:: RECORDS SUPPLIED ::
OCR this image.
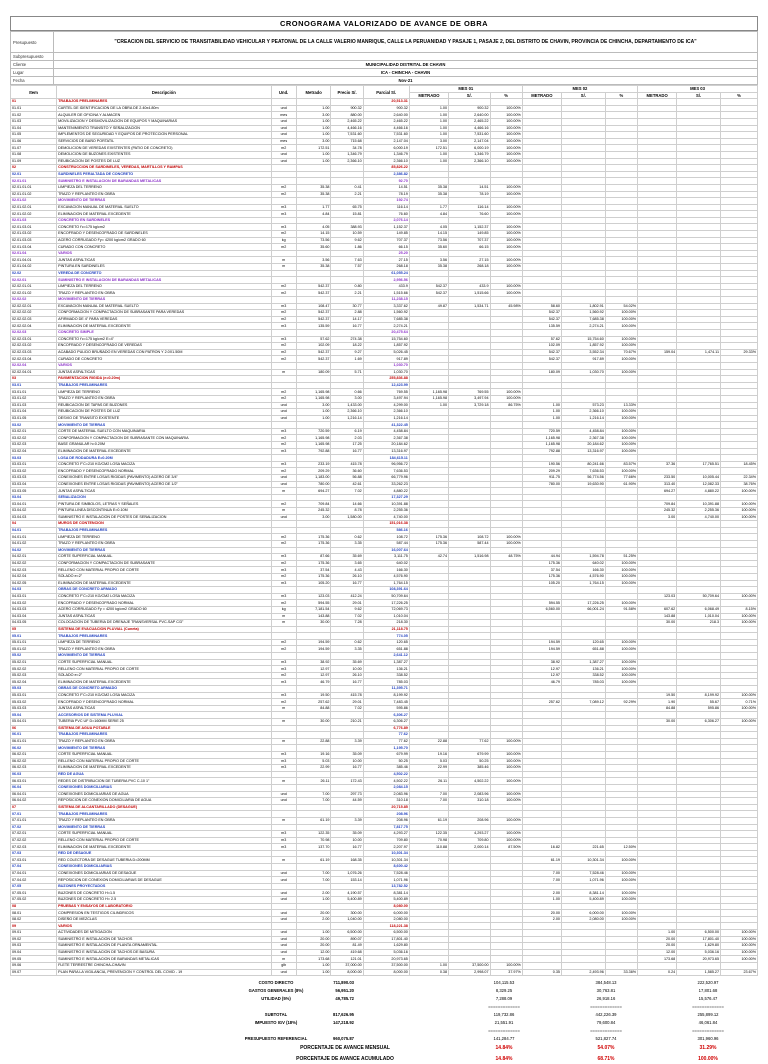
CRONOGRAMA VALORIZADO DE AVANCE DE OBRA
Presupuesto	"CREACION DEL SERVICIO DE TRANSITABILIDAD VEHICULAR Y PEATONAL DE LA CALLE VALERIO MANRIQUE, CALLE LA PERUANIDAD Y PASAJE 1, PASAJE 2, DEL DISTRITO DE CHAVIN, PROVINCIA DE CHINCHA, DEPARTAMENTO DE ICA"
Subpresupuesto	
Cliente	MUNICIPALIDAD DISTRITAL DE CHAVIN
Lugar	ICA - CHINCHA - CHAVIN
Fecha	Nov-21
Item	Descripción	Und.	Metrado	Precio S/.	Parcial S/.	MES 01			MES 02			MES 03		
						METRADO	S/.	%	METRADO	S/.	%	METRADO	S/.	%
01	TRABAJOS PRELIMINARES				20,513.31									
01.01	CARTEL DE IDENTIFICACION DE LA OBRA DE 2.40x4.80m	und	1.00	900.32	900.32	1.00	900.32	100.00%						
01.02	ALQUILER DE OFICINA Y ALMACEN	mes	3.00	880.00	2,640.00	1.00	2,640.00	100.00%						
01.03	MOVILIZACION Y DESMOVILIZACION DE EQUIPOS Y MAQUINARIAS	und	1.00	2,465.22	2,465.22	1.00	2,465.22	100.00%						
01.04	MANTENIMIENTO TRANSITO Y SEÑALIZACION	und	1.00	4,466.16	4,466.16	1.00	4,466.16	100.00%						
01.05	IMPLEMENTOS DE SEGURIDAD Y EQUIPOS DE PROTECCION PERSONAL	und	1.00	7,531.60	7,531.60	1.00	7,531.60	100.00%						
01.06	SERVICIOS DE BAÑO PORTATIL	mes	3.00	715.68	2,147.04	3.00	2,147.04	100.00%						
01.07	DEMOLICION DE VEREDAS EXISTENTES (PATIO DE CONCRETO)	m2	172.51	34.78	6,000.19	172.51	6,000.19	100.00%						
01.08	DEMOLICION DE BUZONES EXISTENTES	und	1.00	1,346.79	1,346.79	1.00	1,346.79	100.00%						
01.09	REUBICACION DE POSTES DE LUZ	und	1.00	2,366.10	2,366.10	1.00	2,366.10	100.00%						
02	CONSTRUCCION DE SARDINELES, VEREDAS, MARTILLOS Y RAMPAS				85,826.22									
02.01	SARDINELES PERALTADA DE CONCRETO				2,386.82									
02.01.01	SUMINISTRO E INSTALACION DE BARANDAS METALICAS				92.70									
02.01.01.01	LIMPIEZA DEL TERRENO	m2	35.38	0.41	14.51	35.38	14.51	100.00%						
02.01.01.02	TRAZO Y REPLANTEO EN OBRA	m2	35.38	2.21	78.19	35.38	78.19	100.00%						
02.01.02	MOVIMIENTO DE TIERRAS				192.74									
02.01.02.01	EXCAVACION MANUAL DE MATERIAL SUELTO	m3	1.77	65.75	116.14	1.77	116.14	100.00%						
02.01.02.02	ELIMINACION DE MATERIAL EXCEDENTE	m3	4.84	15.81	76.60	4.84	76.60	100.00%						
02.01.03	CONCRETO EN SARDINELES				2,076.14									
02.01.03.01	CONCRETO f'c=175 kg/cm2	m3	4.05	388.93	1,152.37	4.05	1,152.37	100.00%						
02.01.03.02	ENCOFRADO Y DESENCOFRADO DE SARDINELES	m2	14.15	10.59	149.85	14.15	149.85	100.00%						
02.01.03.03	ACERO CORRUGADO Fy= 4200 kg/cm2 GRADO 60	kg	73.56	9.62	707.37	73.56	707.37	100.00%						
02.01.03.04	CURADO CON CONCRETO	m2	35.60	1.86	66.15	35.60	66.15	100.00%						
02.01.04	VARIOS				25.20									
02.01.04.01	JUNTAS ASFALTICAS	m	3.56	7.63	27.15	3.56	27.15	100.00%						
02.01.04.02	PINTURA EN SARDINELES	m	35.38	7.57	268.18	35.38	268.18	100.00%						
02.02	VEREDA DE CONCRETO				61,055.24									
02.02.01	SUMINISTRO E INSTALACION DE BARANDAS METALICAS				2,956.56									
02.02.01.01	LIMPIEZA DEL TERRENO	m2	542.37	0.80	433.9	542.37	433.9	100.00%						
02.02.01.02	TRAZO Y REPLANTEO EN OBRA	m2	542.37	2.21	1,515.66	542.37	1,515.66	100.00%						
02.02.02	MOVIMIENTO DE TIERRAS				11,238.15									
02.02.02.01	EXCAVACION MANUAL DE MATERIAL SUELTO	m3	108.47	30.77	3,337.62	49.87	1,534.71	45.98%	58.60	1,802.91	54.02%			
02.02.02.02	CONFORMACION Y COMPACTACION DE SUBRASANTE PARA VEREDAS	m2	542.37	2.88	1,560.92				542.37	1,560.92	100.00%			
02.02.02.03	AFIRMADO DE 4" PARA VEREDAS	m2	542.37	14.17	7,685.38				542.37	7,685.38	100.00%			
02.02.02.04	ELIMINACION DE MATERIAL EXCEDENTE	m3	135.59	16.77	2,274.21				135.59	2,274.21	100.00%			
02.02.03	CONCRETO SIMPLE				20,475.64									
02.02.03.01	CONCRETO f'c=175 kg/cm2 E=4"	m3	57.62	274.38	15,754.60				57.62	15,754.60	100.00%			
02.02.03.02	ENCOFRADO Y DESENCOFRADO DE VEREDAS	m2	102.09	18.22	1,857.92				102.09	1,857.92	100.00%			
02.02.03.03	ACABADO PULIDO BRUÑADO EN VEREDAS CON PATRON Y 2.0X1.50M	m2	542.37	9.27	5,026.45				542.37	3,552.34	70.67%	159.04	1,474.11	29.33%
02.02.03.04	CURADO DE CONCRETO	m2	542.37	1.69	917.89				542.37	917.89	100.00%			
02.02.04	VARIOS				1,030.70									
02.02.04.01	JUNTAS ASFALTICAS	m	180.09	5.71	1,030.70				180.09	1,030.70	100.00%			
03	PAVIMENTACION RIGIDA (e=0.20m)				255,836.88									
03.01	TRABAJOS PRELIMINARES				12,423.99									
03.01.01	LIMPIEZA DE TERRENO	m2	1,165.98	0.66	769.55	1,165.98	769.55	100.00%						
03.01.02	TRAZO Y REPLANTEO EN OBRA	m2	1,165.98	3.00	3,497.94	1,165.98	3,497.94	100.00%						
03.01.03	REUBICACION DE TAPAS DE BUZONES	und	3.00	1,433.00	4,299.00	1.00	3,729.18	86.75%	1.00	573.23	13.33%			
03.01.04	REUBICACION DE POSTES DE LUZ	und	1.00	2,366.10	2,366.10				1.00	2,366.10	100.00%			
03.01.05	DESVIO DE TRANSITO EXISTENTE	und	1.00	1,216.14	1,216.14				1.00	1,216.14	100.00%			
03.02	MOVIMIENTO DE TIERRAS				41,322.45									
03.02.01	CORTE DE MATERIAL SUELTO CON MAQUINARIA	m3	720.59	6.19	4,458.84				720.59	4,458.84	100.00%			
03.02.02	CONFORMACION Y COMPACTACION DE SUBRASANTE CON MAQUINARIA	m2	1,165.98	2.03	2,367.38				1,165.98	2,367.38	100.00%			
03.02.03	BASE GRANULAR h=0.20M	m2	1,165.98	17.25	20,184.62				1,165.98	20,184.62	100.00%			
03.02.04	ELIMINACION DE MATERIAL EXCEDENTE	m3	792.88	16.77	13,316.97				792.88	13,316.97	100.00%			
03.03	LOSA DE RODADURA E=0.20M				184,615.11									
03.03.01	CONCRETO F'C=210 KG/CM2 LOSA MACIZA	m3	233.19	415.78	96,956.72				190.56	80,241.66	83.57%	37.36	17,765.51	18.45%
03.03.02	ENCOFRADO Y DESENCOFRADO NORMAL	m2	209.29	36.60	7,636.53				209.29	7,636.53	100.00%			
03.03.03	CONEXIONES ENTRE LOSAS RIGIDAS (PAVIMENTO) ACERO DE 3/4"	und	1,183.00	56.88	66,779.96				911.75	56,774.56	77.66%	233.50	10,005.44	22.34%
03.03.04	CONEXIONES ENTRE LOSAS RIGIDAS (PAVIMENTO) ACERO DE 1/2"	und	780.00	42.61	33,262.23				780.00	19,630.90	61.90%	313.40	12,082.33	38.76%
03.03.05	JUNTAS ASFALTICAS	m	694.27	7.02	4,880.22							694.27	4,880.22	100.00%
03.04	SEÑALIZACION				17,327.29									
03.04.01	PINTURA DE SIMBOLOS, LETRAS Y SEÑALES	m2	709.84	14.66	10,391.88							709.84	10,391.88	100.00%
03.04.02	PINTURA LINEA DISCONTINUA E=0.10M	m	245.32	8.78	2,255.36							245.32	2,255.36	100.00%
03.04.03	SUMINISTRO E INSTALACION DE POSTES DE SEÑALIZACION	und	3.00	1,580.00	4,740.00							3.00	4,740.00	100.00%
04	MUROS DE CONTENCION				151,016.38									
04.01	TRABAJOS PRELIMINARES				586.16									
04.01.01	LIMPIEZA DE TERRENO	m2	175.36	0.62	108.72	175.36	108.72	100.00%						
04.01.02	TRAZO Y REPLANTEO EN OBRA	m2	175.36	3.35	587.44	175.36	587.44	100.00%						
04.02	MOVIMIENTO DE TIERRAS				16,007.64									
04.02.01	CORTE SUPERFICIAL MANUAL	m3	87.66	35.69	3,111.75	42.74	1,516.98	48.75%	44.94	1,594.78	51.25%			
04.02.02	CONFORMACION Y COMPACTACION DE SUBRASANTE	m2	175.36	3.65	640.02				175.36	640.02	100.00%			
04.02.03	RELLENO CON MATERIAL PROPIO DE CORTE	m3	37.54	4.43	166.30				37.54	166.30	100.00%			
04.02.04	SOLADO e=2"	m2	175.36	26.10	4,576.90				175.36	4,576.90	100.00%			
04.02.05	ELIMINACION DE MATERIAL EXCEDENTE	m3	105.20	16.77	1,764.15				105.20	1,764.15	100.00%			
04.03	OBRAS DE CONCRETO ARMADO				108,391.64									
04.03.01	CONCRETO F'C=210 KG/CM2 LOSA MACIZA	m3	123.03	412.24	50,709.64							123.03	50,709.64	100.00%
04.03.02	ENCOFRADO Y DESENCOFRADO NORMAL	m2	594.55	29.01	17,226.25				594.55	17,226.25	100.00%			
04.03.03	ACERO CORRUGADO Fy = 4200 kg/cm2 GRADO 60	kg	7,181.54	9.62	72,069.73				6,560.00	66,001.24	91.58%	607.62	6,068.49	8.15%
04.03.04	JUNTAS ASFALTICAS	m	143.88	7.02	1,010.04							143.88	1,010.04	100.00%
04.03.05	COLOCACION DE TUBERIA DE DRENAJE TRANSVERSAL PVC-SAP C/3"	m	30.00	7.28	218.30							30.00	218.3	100.00%
05	SISTEMA DE EVACUACION PLUVIAL (Cuneta)				21,118.75									
05.01	TRABAJOS PRELIMINARES				774.05									
05.01.01	LIMPIEZA DE TERRENO	m2	194.59	0.62	120.65				194.59	120.65	100.00%			
05.01.02	TRAZO Y REPLANTEO EN OBRA	m2	194.59	3.35	651.88				194.59	651.88	100.00%			
05.02	MOVIMIENTO DE TIERRAS				2,641.12									
05.02.01	CORTE SUPERFICIAL MANUAL	m3	38.92	35.69	1,387.27				38.92	1,387.27	100.00%			
05.02.02	RELLENO CON MATERIAL PROPIO DE CORTE	m3	12.97	10.00	136.21				12.97	136.21	100.00%			
05.02.03	SOLADO e=2"	m2	12.97	26.10	338.52				12.97	338.52	100.00%			
05.02.04	ELIMINACION DE MATERIAL EXCEDENTE	m3	46.79	16.77	785.03				46.79	785.03	100.00%			
05.03	OBRAS DE CONCRETO ARMADO				11,395.71									
05.03.01	CONCRETO F'C=210 KG/CM2 LOSA MACIZA	m3	19.50	415.78	8,199.92							19.50	8,199.92	100.00%
05.03.02	ENCOFRADO Y DESENCOFRADO NORMAL	m2	257.62	29.01	7,483.45				257.62	7,089.12	92.29%	1.90	55.67	0.71%
05.03.03	JUNTAS ASFALTICAS	m	84.88	7.02	595.86							84.88	595.86	100.00%
05.04	ACCESORIOS DE SISTEMA PLUVIAL				6,306.27									
05.04.01	TUBERIA PVC UF D=160MM SERIE 25	m	30.00	210.21	6,306.27							30.00	6,306.27	100.00%
06	SISTEMA DE AGUA POTABLE				6,776.89									
06.01	TRABAJOS PRELIMINARES				77.62									
06.01.01	TRAZO Y REPLANTEO EN OBRA	m	22.88	3.39	77.62	22.88	77.62	100.00%						
06.02	MOVIMIENTO DE TIERRAS				1,195.70									
06.02.01	CORTE SUPERFICIAL MANUAL	m3	19.16	35.09	679.99	19.16	679.99	100.00%						
06.02.02	RELLENO CON MATERIAL PROPIO DE CORTE	m3	5.03	10.00	50.25	5.03	50.25	100.00%						
06.02.03	ELIMINACION DE MATERIAL EXCEDENTE	m3	22.99	16.77	385.46	22.99	385.46	100.00%						
06.03	RED DE AGUA				4,502.22									
06.03.01	REDES DE DISTRIBUCION DE TUBERIA PVC C-10 1"	m	26.11	172.43	4,502.22	26.11	4,502.22	100.00%						
06.04	CONEXIONES DOMICILIARIAS				2,084.15									
06.04.01	CONEXIONES DOMICILIARIAS DE AGUA	und	7.00	297.73	2,083.96	7.00	2,083.96	100.00%						
06.04.02	REPOSICION DE CONEXION DOMICILIARIA DE AGUA	und	7.00	44.59	310.18	7.00	310.18	100.00%						
07	SISTEMA DE ALCANTARILLADO (DESAGUE)				20,715.85									
07.01	TRABAJOS PRELIMINARES				208.96									
07.01.01	TRAZO Y REPLANTEO EN OBRA	m	61.19	3.39	208.96	61.19	208.96	100.00%						
07.02	MOVIMIENTO DE TIERRAS				7,817.75									
07.02.01	CORTE SUPERFICIAL MANUAL	m3	122.35	35.09	4,293.27	122.35	4,293.27	100.00%						
07.02.02	RELLENO CON MATERIAL PROPIO DE CORTE	m3	70.98	10.00	709.80	70.98	709.80	100.00%						
07.02.03	ELIMINACION DE MATERIAL EXCEDENTE	m3	137.70	16.77	2,207.97	110.88	2,000.14	87.50%	16.82	221.65	12.50%			
07.03	RED DE DESAGUE				10,301.34									
07.03.01	RED COLECTORA DE DESAGUE TUBERIA D=200MM	m	61.19	168.35	10,301.34				61.19	10,301.34	100.00%			
07.04	CONEXIONES DOMICILIARIAS				8,600.42									
07.04.01	CONEXIONES DOMICILIARIAS DE DESAGUE	und	7.00	1,076.26	7,528.46				7.00	7,528.46	100.00%			
07.04.02	REPOSICION DE CONEXION DOMICILIARIAS DE DESAGUE	und	7.00	153.14	1,071.96				7.00	1,071.96	100.00%			
07.05	BUZONES PROYECTADOS				13,782.52									
07.05.01	BUZONES DE CONCRETO H=1.5	und	2.00	4,190.57	8,381.14				2.00	8,381.14	100.00%			
07.05.02	BUZONES DE CONCRETO H= 2.5	und	1.00	5,400.89	5,400.89				1.00	5,400.89	100.00%			
08	PRUEBAS Y ENSAYOS DE LABORATORIO				8,080.00									
08.01	COMPRESION EN TESTIGOS CILINDRICOS	und	20.00	300.00	6,000.00				20.00	6,000.00	100.00%			
08.02	DISEÑO DE MEZCLAS	und	2.00	1,040.00	2,080.00				2.00	2,080.00	100.00%			
09	VARIOS				118,221.38									
09.01	ACTIVIDADES DE MITIGACION	und	1.00	6,500.00	6,500.00							1.00	6,500.00	100.00%
09.02	SUMINISTRO E INSTALACION DE TACHOS	und	20.00	890.07	17,801.40							20.00	17,801.40	100.00%
09.03	SUMINISTRO E INSTALACION DE PLANTA ORNAMENTAL	und	20.00	81.49	1,629.80							20.00	1,629.80	100.00%
09.04	SUMINISTRO E INSTALACION DE TACHOS DE BASURA	und	12.00	419.68	5,036.16							12.00	5,036.16	100.00%
09.05	SUMINISTRO E INSTALACION DE BARANDAS METALICAS	m	173.68	121.01	20,973.65							173.68	20,973.65	100.00%
09.06	FLETE TERRESTRE CHINCHA-CHAVIN	glb	1.00	37,000.00	37,500.00	1.00	37,500.00	100.00%						
09.07	PLAN PARA LA VIGILANCIA, PREVENCION Y CONTROL DEL COVID - 19	und	1.00	8,000.00	8,000.00	0.38	2,998.07	37.97%	0.35	2,493.96	33.36%	0.24	1,585.27	23.67%
	COSTO DIRECTO	711,890.03		104,115.53	384,548.13	222,520.97
	GASTOS GENERALES (8%)	56,951.20		8,329.25	30,763.81	17,801.68
	UTILIDAD (5%)	49,785.72		7,288.09	26,918.16	15,576.47
				=============	=============	=============
	SUBTOTAL	817,626.95		119,732.86	442,226.39	255,899.12
	IMPUESTO IGV (18%)	147,218.92		21,551.91	79,600.84	46,061.84
				=============	=============	=============
	PRESUPUESTO REFERENCIAL	960,075.87		141,284.77	521,827.74	301,960.96
	PORCENTAJE DE AVANCE MENSUAL			14.84%	54.07%	31.29%
	PORCENTAJE DE AVANCE ACUMULADO			14.84%	68.71%	100.00%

:: WHAT IS ASKED ::
Pick out all lines from the data above in which the word "REPOSICION" appears.

:: FINISHED TASK ::
06.04.02	REPOSICION DE CONEXION DOMICILIARIA DE AGUA	und	7.00	44.59	310.18	7.00	310.18	100.00%						
07.04.02	REPOSICION DE CONEXION DOMICILIARIAS DE DESAGUE	und	7.00	153.14	1,071.96				7.00	1,071.96	100.00%			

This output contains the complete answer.